[Stored records]
*****
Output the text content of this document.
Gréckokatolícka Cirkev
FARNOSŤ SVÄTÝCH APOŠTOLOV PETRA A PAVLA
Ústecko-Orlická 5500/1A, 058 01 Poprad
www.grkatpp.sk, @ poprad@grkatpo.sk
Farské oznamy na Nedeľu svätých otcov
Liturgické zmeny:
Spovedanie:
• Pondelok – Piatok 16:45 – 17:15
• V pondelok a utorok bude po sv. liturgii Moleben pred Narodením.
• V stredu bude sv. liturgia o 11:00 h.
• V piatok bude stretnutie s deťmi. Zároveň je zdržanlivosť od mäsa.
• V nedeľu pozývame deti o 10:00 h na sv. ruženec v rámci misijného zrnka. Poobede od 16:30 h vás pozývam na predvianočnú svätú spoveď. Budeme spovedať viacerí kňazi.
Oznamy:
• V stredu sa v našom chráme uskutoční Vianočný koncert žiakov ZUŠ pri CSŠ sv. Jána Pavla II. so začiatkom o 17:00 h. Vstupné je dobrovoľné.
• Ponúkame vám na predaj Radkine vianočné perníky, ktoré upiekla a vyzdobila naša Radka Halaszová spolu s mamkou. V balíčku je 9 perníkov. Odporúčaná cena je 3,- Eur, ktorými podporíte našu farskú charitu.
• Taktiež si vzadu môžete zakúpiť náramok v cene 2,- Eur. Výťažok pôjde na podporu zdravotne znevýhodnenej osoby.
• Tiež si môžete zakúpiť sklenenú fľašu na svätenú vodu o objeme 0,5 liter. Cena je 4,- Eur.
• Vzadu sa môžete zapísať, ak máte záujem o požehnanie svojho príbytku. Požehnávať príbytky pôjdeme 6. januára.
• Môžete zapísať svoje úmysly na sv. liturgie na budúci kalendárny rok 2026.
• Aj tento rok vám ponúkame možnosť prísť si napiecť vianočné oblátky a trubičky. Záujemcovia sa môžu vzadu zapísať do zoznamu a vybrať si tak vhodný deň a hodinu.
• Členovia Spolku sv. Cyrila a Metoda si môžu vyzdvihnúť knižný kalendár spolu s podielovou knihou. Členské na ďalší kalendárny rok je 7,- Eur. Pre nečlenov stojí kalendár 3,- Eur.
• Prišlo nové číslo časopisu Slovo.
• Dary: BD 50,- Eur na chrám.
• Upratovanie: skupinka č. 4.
*****
• _Do this_: Restate all of the entries exactly, please.

• _Exercise solution_:
Output the text content of this document.
Gréckokatolícka Cirkev
FARNOSŤ SVÄTÝCH APOŠTOLOV PETRA A PAVLA
Ústecko-Orlická 5500/1A, 058 01 Poprad
www.grkatpp.sk, @ poprad@grkatpo.sk
Farské oznamy na Nedeľu svätých otcov
Liturgické zmeny:
Spovedanie:
• Pondelok – Piatok 16:45 – 17:15
• V pondelok a utorok bude po sv. liturgii Moleben pred Narodením.
• V stredu bude sv. liturgia o 11:00 h.
• V piatok bude stretnutie s deťmi. Zároveň je zdržanlivosť od mäsa.
• V nedeľu pozývame deti o 10:00 h na sv. ruženec v rámci misijného zrnka. Poobede od 16:30 h vás pozývam na predvianočnú svätú spoveď. Budeme spovedať viacerí kňazi.
Oznamy:
• V stredu sa v našom chráme uskutoční Vianočný koncert žiakov ZUŠ pri CSŠ sv. Jána Pavla II. so začiatkom o 17:00 h. Vstupné je dobrovoľné.
• Ponúkame vám na predaj Radkine vianočné perníky, ktoré upiekla a vyzdobila naša Radka Halaszová spolu s mamkou. V balíčku je 9 perníkov. Odporúčaná cena je 3,- Eur, ktorými podporíte našu farskú charitu.
• Taktiež si vzadu môžete zakúpiť náramok v cene 2,- Eur. Výťažok pôjde na podporu zdravotne znevýhodnenej osoby.
• Tiež si môžete zakúpiť sklenenú fľašu na svätenú vodu o objeme 0,5 liter. Cena je 4,- Eur.
• Vzadu sa môžete zapísať, ak máte záujem o požehnanie svojho príbytku. Požehnávať príbytky pôjdeme 6. januára.
• Môžete zapísať svoje úmysly na sv. liturgie na budúci kalendárny rok 2026.
• Aj tento rok vám ponúkame možnosť prísť si napiecť vianočné oblátky a trubičky. Záujemcovia sa môžu vzadu zapísať do zoznamu a vybrať si tak vhodný deň a hodinu.
• Členovia Spolku sv. Cyrila a Metoda si môžu vyzdvihnúť knižný kalendár spolu s podielovou knihou. Členské na ďalší kalendárny rok je 7,- Eur. Pre nečlenov stojí kalendár 3,- Eur.
• Prišlo nové číslo časopisu Slovo.
• Dary: BD 50,- Eur na chrám.
• Upratovanie: skupinka č. 4.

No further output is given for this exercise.